▶ **Required work**
Work out the number of lines with the word "TOTAL" in the material below, then reply with that number only.

▶ **Data entries for graphics**
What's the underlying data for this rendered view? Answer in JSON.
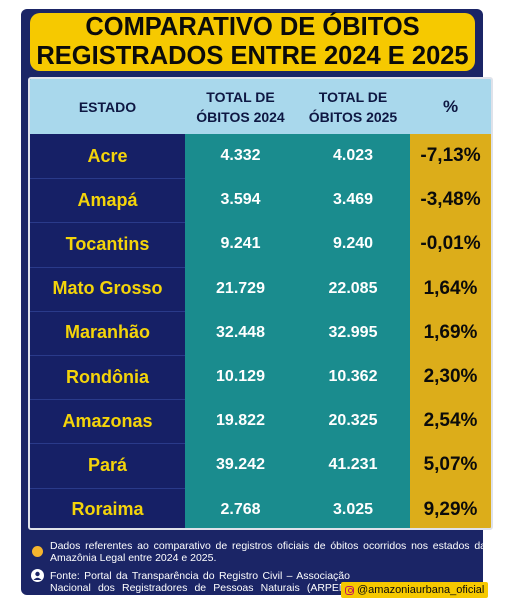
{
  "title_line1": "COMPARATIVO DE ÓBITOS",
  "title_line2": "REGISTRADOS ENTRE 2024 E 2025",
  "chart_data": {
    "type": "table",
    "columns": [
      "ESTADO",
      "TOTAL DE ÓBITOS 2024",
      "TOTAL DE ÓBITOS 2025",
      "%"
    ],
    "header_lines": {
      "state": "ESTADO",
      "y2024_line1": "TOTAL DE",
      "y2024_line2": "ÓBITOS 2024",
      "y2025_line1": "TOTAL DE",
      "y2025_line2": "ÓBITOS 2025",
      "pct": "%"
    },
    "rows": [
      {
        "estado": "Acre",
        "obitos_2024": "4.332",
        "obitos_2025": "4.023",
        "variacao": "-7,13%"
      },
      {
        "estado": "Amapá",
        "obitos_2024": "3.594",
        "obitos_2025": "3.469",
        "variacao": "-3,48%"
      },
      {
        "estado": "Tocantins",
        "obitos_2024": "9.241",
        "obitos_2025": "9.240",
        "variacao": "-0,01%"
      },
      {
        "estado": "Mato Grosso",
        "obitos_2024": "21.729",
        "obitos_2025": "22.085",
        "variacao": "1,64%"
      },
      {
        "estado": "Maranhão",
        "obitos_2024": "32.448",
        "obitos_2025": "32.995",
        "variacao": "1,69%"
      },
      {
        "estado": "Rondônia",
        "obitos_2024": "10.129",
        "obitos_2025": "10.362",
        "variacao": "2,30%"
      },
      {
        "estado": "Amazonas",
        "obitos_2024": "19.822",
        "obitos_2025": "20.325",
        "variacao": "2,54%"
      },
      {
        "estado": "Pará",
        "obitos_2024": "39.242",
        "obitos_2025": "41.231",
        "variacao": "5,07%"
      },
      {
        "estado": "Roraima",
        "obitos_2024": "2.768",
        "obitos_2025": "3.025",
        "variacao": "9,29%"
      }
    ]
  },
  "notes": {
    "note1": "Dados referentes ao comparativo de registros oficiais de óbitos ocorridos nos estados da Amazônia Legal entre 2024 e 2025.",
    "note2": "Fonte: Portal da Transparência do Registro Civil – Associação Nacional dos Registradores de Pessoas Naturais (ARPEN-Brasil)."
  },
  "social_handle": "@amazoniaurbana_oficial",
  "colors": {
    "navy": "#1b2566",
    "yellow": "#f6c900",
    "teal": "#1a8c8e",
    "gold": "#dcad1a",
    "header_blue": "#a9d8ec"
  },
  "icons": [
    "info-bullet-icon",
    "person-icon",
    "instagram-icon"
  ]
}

▶ **Answer for the task**
4